> _Problem to solve_
Your answer should be one number: how many lines of the data include the string "Output"?

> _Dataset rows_
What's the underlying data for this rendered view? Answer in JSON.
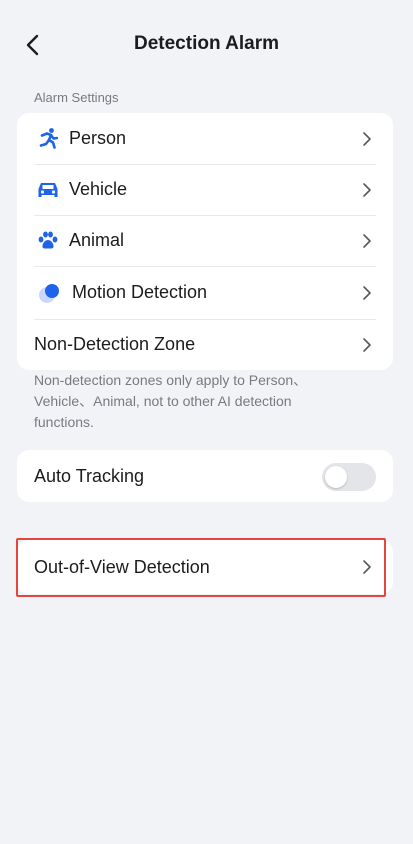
{
  "header": {
    "title": "Detection Alarm"
  },
  "alarm_settings": {
    "section_label": "Alarm Settings",
    "items": [
      {
        "label": "Person",
        "icon": "person-running-icon"
      },
      {
        "label": "Vehicle",
        "icon": "car-icon"
      },
      {
        "label": "Animal",
        "icon": "paw-icon"
      },
      {
        "label": "Motion Detection",
        "icon": "motion-icon"
      },
      {
        "label": "Non-Detection Zone",
        "icon": ""
      }
    ],
    "note": "Non-detection zones only apply to Person、Vehicle、Animal, not to other AI detection functions."
  },
  "auto_tracking": {
    "label": "Auto Tracking",
    "enabled": false
  },
  "out_of_view": {
    "label": "Out-of-View Detection"
  },
  "colors": {
    "accent": "#1e63e9",
    "highlight": "#e5453e",
    "background": "#f2f3f6"
  }
}
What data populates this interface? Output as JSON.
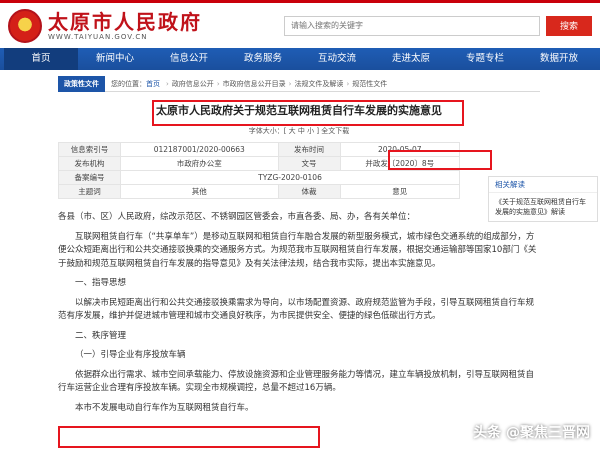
{
  "header": {
    "logo_cn": "太原市人民政府",
    "logo_en": "WWW.TAIYUAN.GOV.CN",
    "search_placeholder": "请输入搜索的关键字",
    "search_button": "搜索"
  },
  "nav": [
    "首页",
    "新闻中心",
    "信息公开",
    "政务服务",
    "互动交流",
    "走进太原",
    "专题专栏",
    "数据开放"
  ],
  "breadcrumb": {
    "tag": "政策性文件",
    "items": [
      "您的位置：",
      "首页",
      "政府信息公开",
      "市政府信息公开目录",
      "法规文件及解读",
      "规范性文件"
    ]
  },
  "doc": {
    "title": "太原市人民政府关于规范互联网租赁自行车发展的实施意见",
    "font_size_bar": "字体大小：[ 大  中  小 ]  全文下载"
  },
  "meta": {
    "rows": [
      [
        "信息索引号",
        "012187001/2020-00663",
        "发布时间",
        "2020-05-07"
      ],
      [
        "发布机构",
        "市政府办公室",
        "文号",
        "并政发〔2020〕8号"
      ],
      [
        "备案编号",
        "TYZG-2020-0106",
        "",
        ""
      ],
      [
        "主题词",
        "其他",
        "体裁",
        "意见"
      ]
    ]
  },
  "side": {
    "head": "相关解读",
    "item": "《关于规范互联网租赁自行车发展的实施意见》解读"
  },
  "body": {
    "p1": "各县（市、区）人民政府，综改示范区、不锈钢园区管委会，市直各委、局、办，各有关单位：",
    "p2": "互联网租赁自行车（“共享单车”）是移动互联网和租赁自行车融合发展的新型服务模式，城市绿色交通系统的组成部分，方便公众短距离出行和公共交通接驳换乘的交通服务方式。为规范我市互联网租赁自行车发展，根据交通运输部等国家10部门《关于鼓励和规范互联网租赁自行车发展的指导意见》及有关法律法规，结合我市实际，提出本实施意见。",
    "h1": "一、指导思想",
    "p3": "以解决市民短距离出行和公共交通接驳换乘需求为导向，以市场配置资源、政府规范监管为手段，引导互联网租赁自行车规范有序发展，维护并促进城市管理和城市交通良好秩序，为市民提供安全、便捷的绿色低碳出行方式。",
    "h2": "二、秩序管理",
    "h3": "（一）引导企业有序投放车辆",
    "p4": "依据群众出行需求、城市空间承载能力、停放设施资源和企业管理服务能力等情况，建立车辆投放机制，引导互联网租赁自行车运营企业合理有序投放车辆。实现全市规模调控，总量不超过16万辆。",
    "p5": "本市不发展电动自行车作为互联网租赁自行车。"
  },
  "watermark": "头条 @聚焦三晋网",
  "colors": {
    "brand_red": "#c0121a",
    "nav_blue": "#1a4f9d",
    "highlight_red": "#e6151e"
  }
}
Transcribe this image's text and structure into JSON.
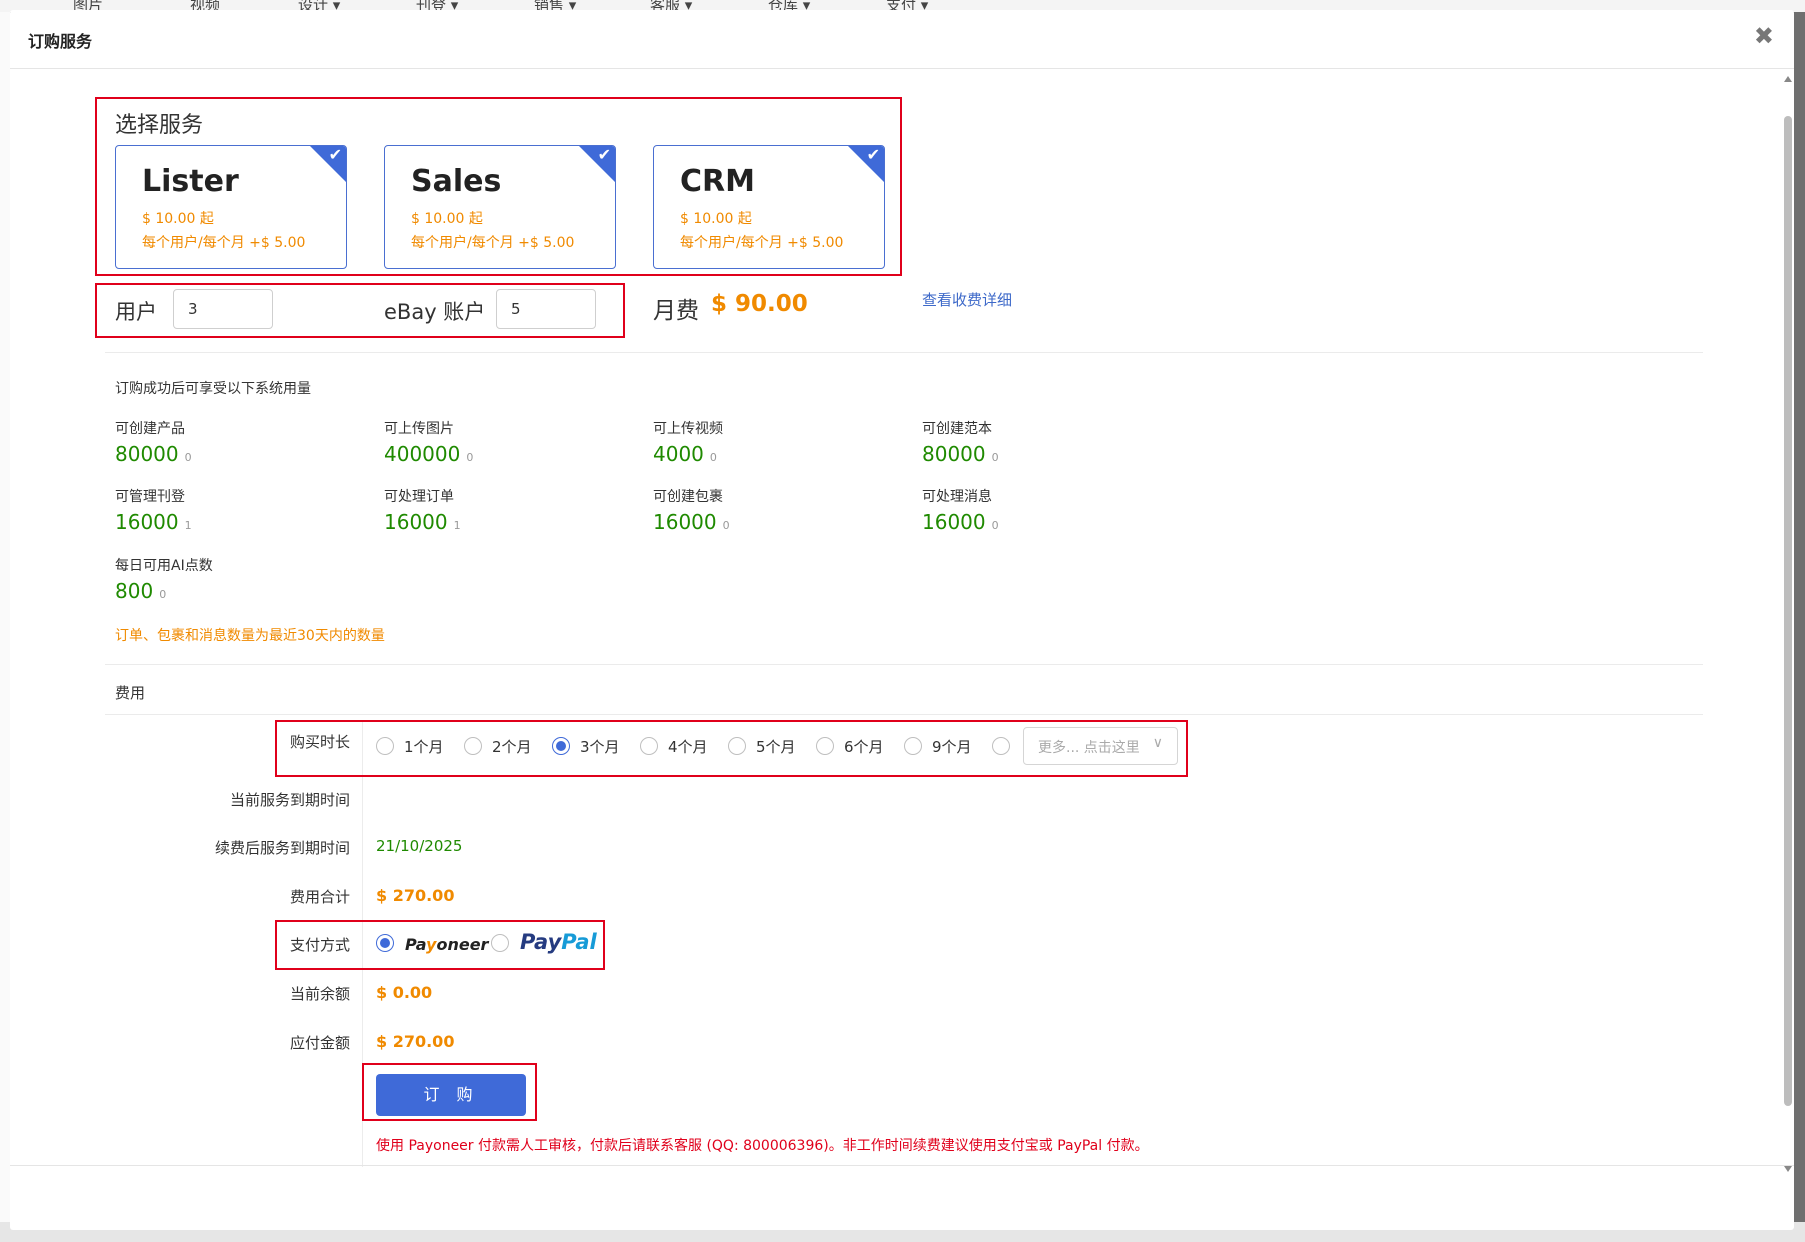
{
  "background": {
    "nav_items": [
      "图片",
      "视频",
      "设计 ▾",
      "刊登 ▾",
      "销售 ▾",
      "客服 ▾",
      "仓库 ▾",
      "支付 ▾"
    ]
  },
  "modal": {
    "title": "订购服务",
    "close_icon": "close-icon"
  },
  "services": {
    "heading": "选择服务",
    "items": [
      {
        "name": "Lister",
        "price": "$ 10.00 起",
        "per_user": "每个用户/每个月 +$ 5.00",
        "selected": true
      },
      {
        "name": "Sales",
        "price": "$ 10.00 起",
        "per_user": "每个用户/每个月 +$ 5.00",
        "selected": true
      },
      {
        "name": "CRM",
        "price": "$ 10.00 起",
        "per_user": "每个用户/每个月 +$ 5.00",
        "selected": true
      }
    ]
  },
  "users": {
    "label": "用户",
    "value": "3"
  },
  "ebay_accounts": {
    "label": "eBay 账户",
    "value": "5"
  },
  "monthly_fee": {
    "label": "月费",
    "amount": "$ 90.00",
    "detail_link": "查看收费详细"
  },
  "quota": {
    "intro": "订购成功后可享受以下系统用量",
    "items": [
      {
        "label": "可创建产品",
        "value": "80000",
        "used": "0"
      },
      {
        "label": "可上传图片",
        "value": "400000",
        "used": "0"
      },
      {
        "label": "可上传视频",
        "value": "4000",
        "used": "0"
      },
      {
        "label": "可创建范本",
        "value": "80000",
        "used": "0"
      },
      {
        "label": "可管理刊登",
        "value": "16000",
        "used": "1"
      },
      {
        "label": "可处理订单",
        "value": "16000",
        "used": "1"
      },
      {
        "label": "可创建包裹",
        "value": "16000",
        "used": "0"
      },
      {
        "label": "可处理消息",
        "value": "16000",
        "used": "0"
      },
      {
        "label": "每日可用AI点数",
        "value": "800",
        "used": "0"
      }
    ],
    "note": "订单、包裹和消息数量为最近30天内的数量"
  },
  "cost": {
    "section_title": "费用",
    "duration_label": "购买时长",
    "durations": [
      "1个月",
      "2个月",
      "3个月",
      "4个月",
      "5个月",
      "6个月",
      "9个月"
    ],
    "selected_duration": "3个月",
    "more_placeholder": "更多... 点击这里",
    "current_expiry_label": "当前服务到期时间",
    "current_expiry_value": "",
    "renewed_expiry_label": "续费后服务到期时间",
    "renewed_expiry_value": "21/10/2025",
    "total_label": "费用合计",
    "total_value": "$ 270.00",
    "payment_label": "支付方式",
    "payment_methods": [
      "Payoneer",
      "PayPal"
    ],
    "selected_payment": "Payoneer",
    "balance_label": "当前余额",
    "balance_value": "$ 0.00",
    "payable_label": "应付金额",
    "payable_value": "$ 270.00",
    "buy_button": "订 购",
    "warning": "使用 Payoneer 付款需人工审核，付款后请联系客服 (QQ: 800006396)。非工作时间续费建议使用支付宝或 PayPal 付款。"
  },
  "colors": {
    "accent": "#3f6ad8",
    "price_orange": "#f08a00",
    "quota_green": "#1f8a00",
    "highlight_red": "#e0001b"
  }
}
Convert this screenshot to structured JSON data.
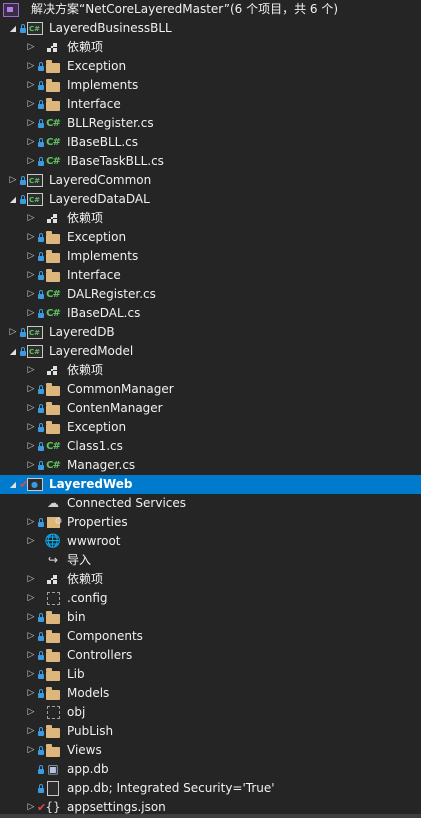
{
  "solution": {
    "label": "解决方案“NetCoreLayeredMaster”(6 个项目，共 6 个)"
  },
  "rows": [
    {
      "label": "LayeredBusinessBLL",
      "icon": "csharp-project-icon",
      "arrow": "expanded",
      "lock": true,
      "level": 1
    },
    {
      "label": "依赖项",
      "icon": "dependencies-icon",
      "arrow": "collapsed",
      "lock": false,
      "level": 2
    },
    {
      "label": "Exception",
      "icon": "folder-icon",
      "arrow": "collapsed",
      "lock": true,
      "level": 2
    },
    {
      "label": "Implements",
      "icon": "folder-icon",
      "arrow": "collapsed",
      "lock": true,
      "level": 2
    },
    {
      "label": "Interface",
      "icon": "folder-icon",
      "arrow": "collapsed",
      "lock": true,
      "level": 2
    },
    {
      "label": "BLLRegister.cs",
      "icon": "csharp-file-icon",
      "arrow": "collapsed",
      "lock": true,
      "level": 2
    },
    {
      "label": "IBaseBLL.cs",
      "icon": "csharp-file-icon",
      "arrow": "collapsed",
      "lock": true,
      "level": 2
    },
    {
      "label": "IBaseTaskBLL.cs",
      "icon": "csharp-file-icon",
      "arrow": "collapsed",
      "lock": true,
      "level": 2
    },
    {
      "label": "LayeredCommon",
      "icon": "csharp-project-icon",
      "arrow": "collapsed",
      "lock": true,
      "level": 1
    },
    {
      "label": "LayeredDataDAL",
      "icon": "csharp-project-icon",
      "arrow": "expanded",
      "lock": true,
      "level": 1
    },
    {
      "label": "依赖项",
      "icon": "dependencies-icon",
      "arrow": "collapsed",
      "lock": false,
      "level": 2
    },
    {
      "label": "Exception",
      "icon": "folder-icon",
      "arrow": "collapsed",
      "lock": true,
      "level": 2
    },
    {
      "label": "Implements",
      "icon": "folder-icon",
      "arrow": "collapsed",
      "lock": true,
      "level": 2
    },
    {
      "label": "Interface",
      "icon": "folder-icon",
      "arrow": "collapsed",
      "lock": true,
      "level": 2
    },
    {
      "label": "DALRegister.cs",
      "icon": "csharp-file-icon",
      "arrow": "collapsed",
      "lock": true,
      "level": 2
    },
    {
      "label": "IBaseDAL.cs",
      "icon": "csharp-file-icon",
      "arrow": "collapsed",
      "lock": true,
      "level": 2
    },
    {
      "label": "LayeredDB",
      "icon": "csharp-project-icon",
      "arrow": "collapsed",
      "lock": true,
      "level": 1
    },
    {
      "label": "LayeredModel",
      "icon": "csharp-project-icon",
      "arrow": "expanded",
      "lock": true,
      "level": 1
    },
    {
      "label": "依赖项",
      "icon": "dependencies-icon",
      "arrow": "collapsed",
      "lock": false,
      "level": 2
    },
    {
      "label": "CommonManager",
      "icon": "folder-icon",
      "arrow": "collapsed",
      "lock": true,
      "level": 2
    },
    {
      "label": "ContenManager",
      "icon": "folder-icon",
      "arrow": "collapsed",
      "lock": true,
      "level": 2
    },
    {
      "label": "Exception",
      "icon": "folder-icon",
      "arrow": "collapsed",
      "lock": true,
      "level": 2
    },
    {
      "label": "Class1.cs",
      "icon": "csharp-file-icon",
      "arrow": "collapsed",
      "lock": true,
      "level": 2
    },
    {
      "label": "Manager.cs",
      "icon": "csharp-file-icon",
      "arrow": "collapsed",
      "lock": true,
      "level": 2
    },
    {
      "label": "LayeredWeb",
      "icon": "web-project-icon",
      "arrow": "expanded",
      "lock": false,
      "check": true,
      "level": 1,
      "selected": true
    },
    {
      "label": "Connected Services",
      "icon": "connected-services-icon",
      "arrow": "none",
      "lock": false,
      "level": 2
    },
    {
      "label": "Properties",
      "icon": "properties-icon",
      "arrow": "collapsed",
      "lock": true,
      "level": 2
    },
    {
      "label": "wwwroot",
      "icon": "globe-icon",
      "arrow": "collapsed",
      "lock": false,
      "level": 2
    },
    {
      "label": "导入",
      "icon": "import-icon",
      "arrow": "none",
      "lock": false,
      "level": 2
    },
    {
      "label": "依赖项",
      "icon": "dependencies-icon",
      "arrow": "collapsed",
      "lock": false,
      "level": 2
    },
    {
      "label": ".config",
      "icon": "hidden-folder-icon",
      "arrow": "collapsed",
      "lock": false,
      "level": 2
    },
    {
      "label": "bin",
      "icon": "folder-icon",
      "arrow": "collapsed",
      "lock": true,
      "level": 2
    },
    {
      "label": "Components",
      "icon": "folder-icon",
      "arrow": "collapsed",
      "lock": true,
      "level": 2
    },
    {
      "label": "Controllers",
      "icon": "folder-icon",
      "arrow": "collapsed",
      "lock": true,
      "level": 2
    },
    {
      "label": "Lib",
      "icon": "folder-icon",
      "arrow": "collapsed",
      "lock": true,
      "level": 2
    },
    {
      "label": "Models",
      "icon": "folder-icon",
      "arrow": "collapsed",
      "lock": true,
      "level": 2
    },
    {
      "label": "obj",
      "icon": "hidden-folder-icon",
      "arrow": "collapsed",
      "lock": false,
      "level": 2
    },
    {
      "label": "PubLish",
      "icon": "folder-icon",
      "arrow": "collapsed",
      "lock": true,
      "level": 2
    },
    {
      "label": "Views",
      "icon": "folder-icon",
      "arrow": "collapsed",
      "lock": true,
      "level": 2
    },
    {
      "label": "app.db",
      "icon": "database-file-icon",
      "arrow": "none",
      "lock": true,
      "level": 2
    },
    {
      "label": "app.db; Integrated Security='True'",
      "icon": "file-icon",
      "arrow": "none",
      "lock": true,
      "level": 2
    },
    {
      "label": "appsettings.json",
      "icon": "json-file-icon",
      "arrow": "collapsed",
      "lock": false,
      "check": true,
      "level": 2
    }
  ]
}
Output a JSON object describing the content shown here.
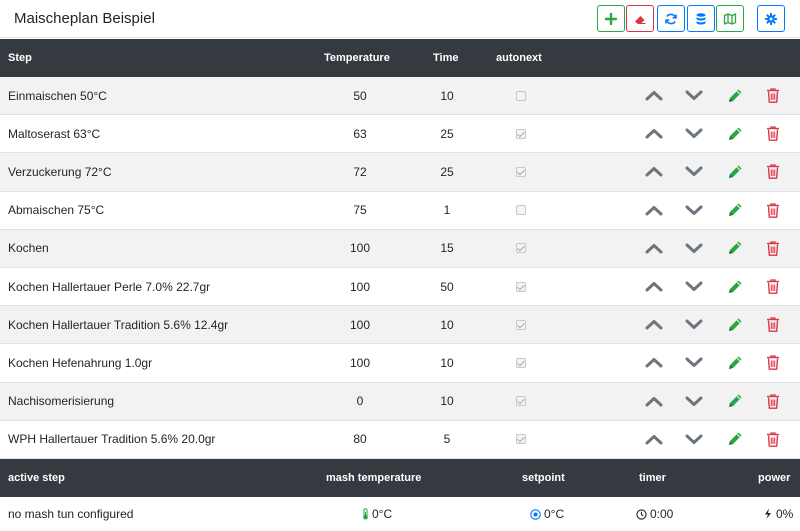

> _Task result_
2